* _Provided passage_
Dispatch from the wine cellar: Is there a place for Italian wine in 2025?

After Thanksgiving I started a project: reducing, eliminating, paring down and finely tuning my wine collection. After 40+ years of amassing wines, I realized there were wines that were: 1) too old, 2) already dead, 3) not interesting, 4) too many and 5) I’ll never live long enough to drink all of them.

Now, we’re not talking about thousands of bottles. I’m not that kind of collector. But it has gotten up into the hundreds. And my wine closet, where I kept most of them over that past 30 years, just didn’t seem to be a good usage of space and energy. I bought a small unit, holding about 160 of the top wines I wanted to keep. And I had an older unit, which could hold the larger format bottles, the port and some additional wines that didn’t make it to the larger cooler, but I just couldn’t part with them yet. That left me with 150 or so bottles that just needed to go.

I was encouraged by a friend who recently downsized and had to leave a home which held probably 2,000-3,000 bottles in his wine cave. He opted to take about 500 or so bottles to the new abode. More than I had starting out on my journey of wine reducing.

Which comes to the wine selections I’ve retained. 70% are Italian, 90% of them being red. 23% are older than 20 years. 80% of them are ten years or older. That could be a problem.

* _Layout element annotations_

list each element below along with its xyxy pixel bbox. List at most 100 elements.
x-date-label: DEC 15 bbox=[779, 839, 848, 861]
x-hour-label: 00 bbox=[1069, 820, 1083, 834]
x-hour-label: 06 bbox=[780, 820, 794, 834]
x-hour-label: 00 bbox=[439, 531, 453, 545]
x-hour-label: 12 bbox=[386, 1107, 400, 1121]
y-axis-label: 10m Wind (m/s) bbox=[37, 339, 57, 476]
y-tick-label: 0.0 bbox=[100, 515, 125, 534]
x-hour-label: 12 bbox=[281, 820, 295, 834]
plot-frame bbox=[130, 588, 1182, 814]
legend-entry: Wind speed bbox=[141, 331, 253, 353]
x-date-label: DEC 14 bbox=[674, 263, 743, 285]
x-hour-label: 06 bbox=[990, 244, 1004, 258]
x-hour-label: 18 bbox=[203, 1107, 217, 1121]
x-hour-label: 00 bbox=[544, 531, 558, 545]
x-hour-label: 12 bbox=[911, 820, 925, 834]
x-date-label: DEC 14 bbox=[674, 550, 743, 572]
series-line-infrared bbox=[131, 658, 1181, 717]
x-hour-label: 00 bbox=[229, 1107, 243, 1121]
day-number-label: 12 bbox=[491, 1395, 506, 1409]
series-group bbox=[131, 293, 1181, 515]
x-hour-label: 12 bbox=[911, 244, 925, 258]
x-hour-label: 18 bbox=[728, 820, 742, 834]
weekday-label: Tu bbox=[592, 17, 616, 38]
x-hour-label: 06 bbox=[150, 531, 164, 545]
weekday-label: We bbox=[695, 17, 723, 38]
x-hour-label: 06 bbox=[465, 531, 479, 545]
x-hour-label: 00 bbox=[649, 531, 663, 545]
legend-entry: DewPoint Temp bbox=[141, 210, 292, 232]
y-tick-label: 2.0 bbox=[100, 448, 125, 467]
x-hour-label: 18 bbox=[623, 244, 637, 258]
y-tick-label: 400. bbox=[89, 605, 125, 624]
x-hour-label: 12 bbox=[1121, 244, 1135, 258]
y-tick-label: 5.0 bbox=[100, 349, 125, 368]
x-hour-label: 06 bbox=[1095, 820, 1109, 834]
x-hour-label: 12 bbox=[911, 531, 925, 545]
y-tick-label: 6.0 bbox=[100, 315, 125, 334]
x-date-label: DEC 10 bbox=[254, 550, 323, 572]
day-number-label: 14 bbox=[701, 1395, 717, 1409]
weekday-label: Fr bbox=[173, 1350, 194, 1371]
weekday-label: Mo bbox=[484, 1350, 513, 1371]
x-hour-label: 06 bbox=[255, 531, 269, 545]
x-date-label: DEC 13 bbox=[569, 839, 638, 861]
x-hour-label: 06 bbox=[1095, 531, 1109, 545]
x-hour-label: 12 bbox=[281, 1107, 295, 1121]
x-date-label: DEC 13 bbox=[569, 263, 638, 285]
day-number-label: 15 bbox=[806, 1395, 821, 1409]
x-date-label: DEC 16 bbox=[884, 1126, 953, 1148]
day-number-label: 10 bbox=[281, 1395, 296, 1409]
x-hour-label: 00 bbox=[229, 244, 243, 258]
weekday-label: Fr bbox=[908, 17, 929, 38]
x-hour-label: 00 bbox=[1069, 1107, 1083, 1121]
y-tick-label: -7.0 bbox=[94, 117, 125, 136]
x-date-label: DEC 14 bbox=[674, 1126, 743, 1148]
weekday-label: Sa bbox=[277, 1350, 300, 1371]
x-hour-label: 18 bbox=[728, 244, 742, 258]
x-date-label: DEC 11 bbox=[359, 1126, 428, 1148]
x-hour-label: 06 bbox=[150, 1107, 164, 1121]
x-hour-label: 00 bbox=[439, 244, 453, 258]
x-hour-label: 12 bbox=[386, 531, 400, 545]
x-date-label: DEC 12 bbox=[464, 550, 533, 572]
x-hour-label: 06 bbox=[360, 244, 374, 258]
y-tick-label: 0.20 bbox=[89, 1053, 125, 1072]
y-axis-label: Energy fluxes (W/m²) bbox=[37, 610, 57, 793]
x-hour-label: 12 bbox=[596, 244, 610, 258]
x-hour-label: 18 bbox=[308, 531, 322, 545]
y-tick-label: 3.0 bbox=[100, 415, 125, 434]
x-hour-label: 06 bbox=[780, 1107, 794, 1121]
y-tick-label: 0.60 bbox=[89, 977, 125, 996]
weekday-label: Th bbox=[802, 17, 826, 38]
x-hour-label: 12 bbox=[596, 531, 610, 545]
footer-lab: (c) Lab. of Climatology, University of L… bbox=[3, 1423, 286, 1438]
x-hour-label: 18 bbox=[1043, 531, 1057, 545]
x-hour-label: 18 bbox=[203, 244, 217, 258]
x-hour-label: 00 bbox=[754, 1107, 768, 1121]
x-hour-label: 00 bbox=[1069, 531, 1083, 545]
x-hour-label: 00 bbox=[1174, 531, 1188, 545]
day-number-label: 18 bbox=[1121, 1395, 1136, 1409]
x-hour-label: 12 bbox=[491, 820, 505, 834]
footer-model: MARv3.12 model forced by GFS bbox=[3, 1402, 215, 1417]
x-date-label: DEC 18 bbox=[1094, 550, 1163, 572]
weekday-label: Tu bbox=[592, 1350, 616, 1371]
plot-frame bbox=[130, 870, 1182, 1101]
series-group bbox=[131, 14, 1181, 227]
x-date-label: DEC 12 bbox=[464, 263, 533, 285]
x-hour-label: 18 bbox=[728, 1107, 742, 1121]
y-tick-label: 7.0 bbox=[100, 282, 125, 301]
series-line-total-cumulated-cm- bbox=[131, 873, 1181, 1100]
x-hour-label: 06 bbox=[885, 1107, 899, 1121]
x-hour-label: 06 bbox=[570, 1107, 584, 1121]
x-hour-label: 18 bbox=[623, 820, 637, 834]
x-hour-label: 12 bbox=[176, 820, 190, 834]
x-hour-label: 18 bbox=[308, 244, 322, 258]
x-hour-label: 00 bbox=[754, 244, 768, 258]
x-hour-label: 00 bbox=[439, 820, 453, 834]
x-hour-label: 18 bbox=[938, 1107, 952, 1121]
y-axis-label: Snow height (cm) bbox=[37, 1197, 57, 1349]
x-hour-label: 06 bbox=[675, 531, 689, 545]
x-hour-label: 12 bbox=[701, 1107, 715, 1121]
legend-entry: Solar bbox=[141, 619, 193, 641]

* _Short problem_
Please copy out the wine cellar dispatch starting at "Now, we’re not" and ending at "of wine reducing.", swapping "cooler" for "fridge". The listing has nothing to do with this.

* _Response to this exercise_
Now, we’re not talking about thousands of bottles. I’m not that kind of collector. But it has gotten up into the hundreds. And my wine closet, where I kept most of them over that past 30 years, just didn’t seem to be a good usage of space and energy. I bought a small unit, holding about 160 of the top wines I wanted to keep. And I had an older unit, which could hold the larger format bottles, the port and some additional wines that didn’t make it to the larger fridge, but I just couldn’t part with them yet. That left me with 150 or so bottles that just needed to go.

I was encouraged by a friend who recently downsized and had to leave a home which held probably 2,000-3,000 bottles in his wine cave. He opted to take about 500 or so bottles to the new abode. More than I had starting out on my journey of wine reducing.